=== Material for this task ===

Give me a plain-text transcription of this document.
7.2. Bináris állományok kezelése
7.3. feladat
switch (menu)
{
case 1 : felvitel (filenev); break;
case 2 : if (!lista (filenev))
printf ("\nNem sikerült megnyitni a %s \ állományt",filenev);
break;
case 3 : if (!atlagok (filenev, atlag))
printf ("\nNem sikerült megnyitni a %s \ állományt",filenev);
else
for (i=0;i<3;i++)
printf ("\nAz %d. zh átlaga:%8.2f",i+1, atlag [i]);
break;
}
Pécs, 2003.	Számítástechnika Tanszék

===

*Aim:*
Reply with nothing but a number: how many lines of the entries above contain the string "case"?

*Full output:*
3